Work to be completed: Examine each line of the data. Copy those that contain the string "teacher".

::: Provided records

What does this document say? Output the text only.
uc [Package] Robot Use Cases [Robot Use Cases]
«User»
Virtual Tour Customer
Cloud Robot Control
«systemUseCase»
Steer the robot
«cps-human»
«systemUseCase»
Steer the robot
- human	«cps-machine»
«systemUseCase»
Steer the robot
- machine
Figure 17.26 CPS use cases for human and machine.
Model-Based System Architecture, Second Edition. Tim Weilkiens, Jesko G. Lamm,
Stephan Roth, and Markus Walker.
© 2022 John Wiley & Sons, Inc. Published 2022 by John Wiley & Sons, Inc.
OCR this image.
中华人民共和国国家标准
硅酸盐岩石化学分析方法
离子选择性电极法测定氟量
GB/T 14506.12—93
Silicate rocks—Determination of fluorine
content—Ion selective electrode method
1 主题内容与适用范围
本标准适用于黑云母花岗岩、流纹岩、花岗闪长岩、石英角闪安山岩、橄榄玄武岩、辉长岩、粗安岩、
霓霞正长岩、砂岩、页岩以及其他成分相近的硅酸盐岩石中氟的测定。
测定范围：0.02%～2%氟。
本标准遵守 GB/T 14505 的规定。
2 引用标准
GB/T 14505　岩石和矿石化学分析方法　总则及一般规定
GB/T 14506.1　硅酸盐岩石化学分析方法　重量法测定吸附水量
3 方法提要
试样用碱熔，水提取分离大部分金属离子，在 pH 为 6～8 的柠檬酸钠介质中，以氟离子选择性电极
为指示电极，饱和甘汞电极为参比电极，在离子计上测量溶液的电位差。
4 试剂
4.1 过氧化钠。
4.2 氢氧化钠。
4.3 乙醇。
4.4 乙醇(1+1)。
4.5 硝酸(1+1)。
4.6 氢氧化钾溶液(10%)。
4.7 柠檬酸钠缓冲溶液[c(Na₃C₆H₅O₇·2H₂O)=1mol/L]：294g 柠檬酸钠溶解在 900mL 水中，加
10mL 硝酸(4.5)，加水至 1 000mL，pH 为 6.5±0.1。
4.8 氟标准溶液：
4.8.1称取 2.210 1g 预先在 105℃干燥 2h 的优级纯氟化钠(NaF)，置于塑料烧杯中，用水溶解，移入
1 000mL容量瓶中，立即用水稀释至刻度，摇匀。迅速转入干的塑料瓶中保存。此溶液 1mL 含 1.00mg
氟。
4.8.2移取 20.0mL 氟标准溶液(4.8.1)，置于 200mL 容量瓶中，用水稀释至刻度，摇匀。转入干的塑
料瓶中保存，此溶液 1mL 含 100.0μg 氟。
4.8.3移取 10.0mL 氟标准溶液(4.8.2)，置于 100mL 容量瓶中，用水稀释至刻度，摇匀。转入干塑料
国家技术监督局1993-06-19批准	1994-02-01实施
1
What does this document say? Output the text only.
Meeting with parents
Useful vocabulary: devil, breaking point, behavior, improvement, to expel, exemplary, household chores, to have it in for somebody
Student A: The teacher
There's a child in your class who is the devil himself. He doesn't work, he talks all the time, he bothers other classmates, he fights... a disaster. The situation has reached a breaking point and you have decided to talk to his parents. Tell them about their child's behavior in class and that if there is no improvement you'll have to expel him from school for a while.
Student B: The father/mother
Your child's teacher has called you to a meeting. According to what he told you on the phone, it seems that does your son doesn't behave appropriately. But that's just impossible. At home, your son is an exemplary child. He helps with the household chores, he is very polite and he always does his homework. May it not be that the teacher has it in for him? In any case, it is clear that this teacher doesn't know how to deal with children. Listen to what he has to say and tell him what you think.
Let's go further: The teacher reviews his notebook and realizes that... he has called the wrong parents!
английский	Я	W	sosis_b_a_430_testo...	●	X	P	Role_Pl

::::::

Reply to the task:
Student A: The teacher
Your child's teacher has called you to a meeting. According to what he told you on the phone, it seems that does your son doesn't behave appropriately. But that's just impossible. At home, your son is an exemplary child. He helps with the household chores, he is very polite and he always does his homework. May it not be that the teacher has it in for him? In any case, it is clear that this teacher doesn't know how to deal with children. Listen to what he has to say and tell him what you think.
Let's go further: The teacher reviews his notebook and realizes that... he has called the wrong parents!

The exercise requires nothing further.